_Work instructions_. Reproduce every line of the listing below verbatim, from the first line to the last.

Raw listing
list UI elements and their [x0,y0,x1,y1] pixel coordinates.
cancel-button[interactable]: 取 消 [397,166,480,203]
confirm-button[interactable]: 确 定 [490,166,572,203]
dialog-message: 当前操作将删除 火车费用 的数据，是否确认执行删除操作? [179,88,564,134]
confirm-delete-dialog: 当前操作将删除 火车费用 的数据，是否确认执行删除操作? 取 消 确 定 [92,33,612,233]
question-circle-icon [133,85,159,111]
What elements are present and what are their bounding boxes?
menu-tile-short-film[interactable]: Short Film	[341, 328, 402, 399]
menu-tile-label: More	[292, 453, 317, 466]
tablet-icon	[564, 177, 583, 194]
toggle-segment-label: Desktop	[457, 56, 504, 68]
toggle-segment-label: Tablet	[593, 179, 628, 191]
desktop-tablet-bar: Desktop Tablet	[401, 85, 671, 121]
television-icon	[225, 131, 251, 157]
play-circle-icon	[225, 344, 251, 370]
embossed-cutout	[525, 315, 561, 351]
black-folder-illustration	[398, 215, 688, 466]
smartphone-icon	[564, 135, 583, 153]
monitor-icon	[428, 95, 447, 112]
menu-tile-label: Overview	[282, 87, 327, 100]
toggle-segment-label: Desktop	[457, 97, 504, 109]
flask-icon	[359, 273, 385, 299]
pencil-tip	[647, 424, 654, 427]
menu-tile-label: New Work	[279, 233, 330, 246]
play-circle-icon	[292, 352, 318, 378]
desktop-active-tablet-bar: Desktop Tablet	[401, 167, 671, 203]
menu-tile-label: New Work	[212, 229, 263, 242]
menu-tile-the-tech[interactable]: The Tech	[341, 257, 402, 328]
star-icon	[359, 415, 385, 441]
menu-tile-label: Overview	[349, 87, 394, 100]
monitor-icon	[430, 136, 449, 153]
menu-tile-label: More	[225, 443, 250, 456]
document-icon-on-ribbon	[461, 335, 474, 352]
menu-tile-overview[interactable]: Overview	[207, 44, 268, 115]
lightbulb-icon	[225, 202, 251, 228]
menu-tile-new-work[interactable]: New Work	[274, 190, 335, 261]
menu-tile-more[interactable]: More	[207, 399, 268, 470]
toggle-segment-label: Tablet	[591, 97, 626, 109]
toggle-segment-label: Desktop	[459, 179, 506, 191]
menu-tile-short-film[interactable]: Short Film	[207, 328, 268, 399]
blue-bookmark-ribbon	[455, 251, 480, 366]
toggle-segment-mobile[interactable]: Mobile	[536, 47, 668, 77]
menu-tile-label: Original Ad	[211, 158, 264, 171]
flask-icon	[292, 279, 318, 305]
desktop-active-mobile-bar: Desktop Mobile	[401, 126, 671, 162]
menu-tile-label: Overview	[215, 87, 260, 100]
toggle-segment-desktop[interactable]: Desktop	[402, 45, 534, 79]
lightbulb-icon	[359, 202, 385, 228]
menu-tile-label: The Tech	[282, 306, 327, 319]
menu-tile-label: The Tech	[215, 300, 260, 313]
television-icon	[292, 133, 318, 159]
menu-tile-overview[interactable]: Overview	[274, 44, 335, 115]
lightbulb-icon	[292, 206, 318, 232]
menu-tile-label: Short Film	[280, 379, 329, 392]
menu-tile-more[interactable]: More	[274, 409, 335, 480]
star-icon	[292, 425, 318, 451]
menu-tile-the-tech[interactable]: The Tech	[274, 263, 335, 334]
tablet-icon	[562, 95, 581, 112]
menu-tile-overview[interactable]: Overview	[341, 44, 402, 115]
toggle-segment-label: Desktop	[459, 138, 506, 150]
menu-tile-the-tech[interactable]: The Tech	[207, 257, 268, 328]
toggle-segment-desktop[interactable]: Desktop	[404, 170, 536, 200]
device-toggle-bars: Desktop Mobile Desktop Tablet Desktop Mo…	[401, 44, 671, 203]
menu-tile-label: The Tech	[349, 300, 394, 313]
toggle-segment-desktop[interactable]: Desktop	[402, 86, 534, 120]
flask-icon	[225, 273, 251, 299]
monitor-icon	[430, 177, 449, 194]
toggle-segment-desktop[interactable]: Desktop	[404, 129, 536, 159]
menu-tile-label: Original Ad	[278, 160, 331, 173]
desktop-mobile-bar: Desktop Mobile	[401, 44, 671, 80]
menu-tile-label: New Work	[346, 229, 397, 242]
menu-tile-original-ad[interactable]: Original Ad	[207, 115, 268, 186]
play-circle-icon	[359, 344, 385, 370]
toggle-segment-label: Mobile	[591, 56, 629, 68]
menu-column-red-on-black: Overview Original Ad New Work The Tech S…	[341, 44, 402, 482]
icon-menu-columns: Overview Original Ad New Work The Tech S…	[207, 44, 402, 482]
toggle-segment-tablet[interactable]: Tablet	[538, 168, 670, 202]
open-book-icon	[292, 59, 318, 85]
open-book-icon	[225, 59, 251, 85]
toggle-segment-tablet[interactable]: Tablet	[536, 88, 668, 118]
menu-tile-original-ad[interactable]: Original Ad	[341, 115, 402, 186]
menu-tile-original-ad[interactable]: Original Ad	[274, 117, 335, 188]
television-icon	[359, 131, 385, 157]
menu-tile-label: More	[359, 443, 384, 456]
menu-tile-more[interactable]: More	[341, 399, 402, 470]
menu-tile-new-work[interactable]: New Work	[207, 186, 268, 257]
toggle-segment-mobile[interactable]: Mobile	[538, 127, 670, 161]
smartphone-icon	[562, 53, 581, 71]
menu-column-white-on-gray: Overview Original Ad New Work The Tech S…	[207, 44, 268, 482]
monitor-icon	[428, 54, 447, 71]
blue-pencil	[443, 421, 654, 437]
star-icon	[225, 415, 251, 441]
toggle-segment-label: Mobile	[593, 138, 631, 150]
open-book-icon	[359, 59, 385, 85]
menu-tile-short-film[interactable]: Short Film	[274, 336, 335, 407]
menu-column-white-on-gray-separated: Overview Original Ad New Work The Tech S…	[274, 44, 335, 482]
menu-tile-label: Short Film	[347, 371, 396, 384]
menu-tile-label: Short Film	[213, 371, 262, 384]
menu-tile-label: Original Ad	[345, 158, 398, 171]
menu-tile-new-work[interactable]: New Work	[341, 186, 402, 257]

_Complete output_.
list UI elements and their [x0,y0,x1,y1] pixel coordinates.
cancel-button[interactable]: 取 消 [397,166,480,203]
confirm-button[interactable]: 确 定 [490,166,572,203]
dialog-message: 当前操作将删除 火车费用 的数据，是否确认执行删除操作? [179,88,564,134]
confirm-delete-dialog: 当前操作将删除 火车费用 的数据，是否确认执行删除操作? 取 消 确 定 [92,33,612,233]
question-circle-icon [133,85,159,111]
What elements are present and what are their bounding boxes?
menu-tile-short-film[interactable]: Short Film	[341, 328, 402, 399]
menu-tile-label: More	[292, 453, 317, 466]
tablet-icon	[564, 177, 583, 194]
toggle-segment-label: Desktop	[457, 56, 504, 68]
toggle-segment-label: Tablet	[593, 179, 628, 191]
desktop-tablet-bar: Desktop Tablet	[401, 85, 671, 121]
television-icon	[225, 131, 251, 157]
play-circle-icon	[225, 344, 251, 370]
embossed-cutout	[525, 315, 561, 351]
black-folder-illustration	[398, 215, 688, 466]
smartphone-icon	[564, 135, 583, 153]
monitor-icon	[428, 95, 447, 112]
menu-tile-label: Overview	[282, 87, 327, 100]
toggle-segment-label: Desktop	[457, 97, 504, 109]
flask-icon	[359, 273, 385, 299]
pencil-tip	[647, 424, 654, 427]
menu-tile-label: New Work	[279, 233, 330, 246]
play-circle-icon	[292, 352, 318, 378]
desktop-active-tablet-bar: Desktop Tablet	[401, 167, 671, 203]
menu-tile-label: New Work	[212, 229, 263, 242]
menu-tile-the-tech[interactable]: The Tech	[341, 257, 402, 328]
star-icon	[359, 415, 385, 441]
menu-tile-label: Overview	[349, 87, 394, 100]
monitor-icon	[430, 136, 449, 153]
menu-tile-label: More	[225, 443, 250, 456]
document-icon-on-ribbon	[461, 335, 474, 352]
menu-tile-overview[interactable]: Overview	[207, 44, 268, 115]
lightbulb-icon	[225, 202, 251, 228]
menu-tile-new-work[interactable]: New Work	[274, 190, 335, 261]
menu-tile-more[interactable]: More	[207, 399, 268, 470]
toggle-segment-label: Tablet	[591, 97, 626, 109]
toggle-segment-label: Desktop	[459, 179, 506, 191]
menu-tile-short-film[interactable]: Short Film	[207, 328, 268, 399]
blue-bookmark-ribbon	[455, 251, 480, 366]
toggle-segment-mobile[interactable]: Mobile	[536, 47, 668, 77]
menu-tile-label: Original Ad	[211, 158, 264, 171]
flask-icon	[292, 279, 318, 305]
desktop-active-mobile-bar: Desktop Mobile	[401, 126, 671, 162]
menu-tile-label: Overview	[215, 87, 260, 100]
toggle-segment-desktop[interactable]: Desktop	[402, 45, 534, 79]
lightbulb-icon	[359, 202, 385, 228]
menu-tile-label: The Tech	[282, 306, 327, 319]
menu-tile-label: The Tech	[215, 300, 260, 313]
television-icon	[292, 133, 318, 159]
menu-tile-overview[interactable]: Overview	[274, 44, 335, 115]
lightbulb-icon	[292, 206, 318, 232]
menu-tile-label: Short Film	[280, 379, 329, 392]
menu-tile-more[interactable]: More	[274, 409, 335, 480]
star-icon	[292, 425, 318, 451]
menu-tile-the-tech[interactable]: The Tech	[274, 263, 335, 334]
tablet-icon	[562, 95, 581, 112]
menu-tile-overview[interactable]: Overview	[341, 44, 402, 115]
toggle-segment-label: Desktop	[459, 138, 506, 150]
menu-tile-the-tech[interactable]: The Tech	[207, 257, 268, 328]
toggle-segment-desktop[interactable]: Desktop	[404, 170, 536, 200]
device-toggle-bars: Desktop Mobile Desktop Tablet Desktop Mo…	[401, 44, 671, 203]
menu-tile-label: The Tech	[349, 300, 394, 313]
toggle-segment-desktop[interactable]: Desktop	[402, 86, 534, 120]
flask-icon	[225, 273, 251, 299]
monitor-icon	[430, 177, 449, 194]
toggle-segment-desktop[interactable]: Desktop	[404, 129, 536, 159]
menu-tile-label: Original Ad	[278, 160, 331, 173]
desktop-mobile-bar: Desktop Mobile	[401, 44, 671, 80]
menu-tile-label: New Work	[346, 229, 397, 242]
menu-tile-original-ad[interactable]: Original Ad	[207, 115, 268, 186]
play-circle-icon	[359, 344, 385, 370]
toggle-segment-label: Mobile	[591, 56, 629, 68]
menu-column-red-on-black: Overview Original Ad New Work The Tech S…	[341, 44, 402, 482]
icon-menu-columns: Overview Original Ad New Work The Tech S…	[207, 44, 402, 482]
toggle-segment-tablet[interactable]: Tablet	[538, 168, 670, 202]
open-book-icon	[292, 59, 318, 85]
open-book-icon	[225, 59, 251, 85]
toggle-segment-tablet[interactable]: Tablet	[536, 88, 668, 118]
menu-tile-original-ad[interactable]: Original Ad	[341, 115, 402, 186]
menu-tile-original-ad[interactable]: Original Ad	[274, 117, 335, 188]
television-icon	[359, 131, 385, 157]
menu-tile-label: More	[359, 443, 384, 456]
menu-tile-more[interactable]: More	[341, 399, 402, 470]
menu-tile-new-work[interactable]: New Work	[207, 186, 268, 257]
toggle-segment-mobile[interactable]: Mobile	[538, 127, 670, 161]
smartphone-icon	[562, 53, 581, 71]
menu-column-white-on-gray: Overview Original Ad New Work The Tech S…	[207, 44, 268, 482]
monitor-icon	[428, 54, 447, 71]
blue-pencil	[443, 421, 654, 437]
star-icon	[225, 415, 251, 441]
toggle-segment-label: Mobile	[593, 138, 631, 150]
open-book-icon	[359, 59, 385, 85]
menu-tile-short-film[interactable]: Short Film	[274, 336, 335, 407]
menu-column-white-on-gray-separated: Overview Original Ad New Work The Tech S…	[274, 44, 335, 482]
menu-tile-label: Short Film	[347, 371, 396, 384]
menu-tile-label: Short Film	[213, 371, 262, 384]
menu-tile-label: Original Ad	[345, 158, 398, 171]
menu-tile-new-work[interactable]: New Work	[341, 186, 402, 257]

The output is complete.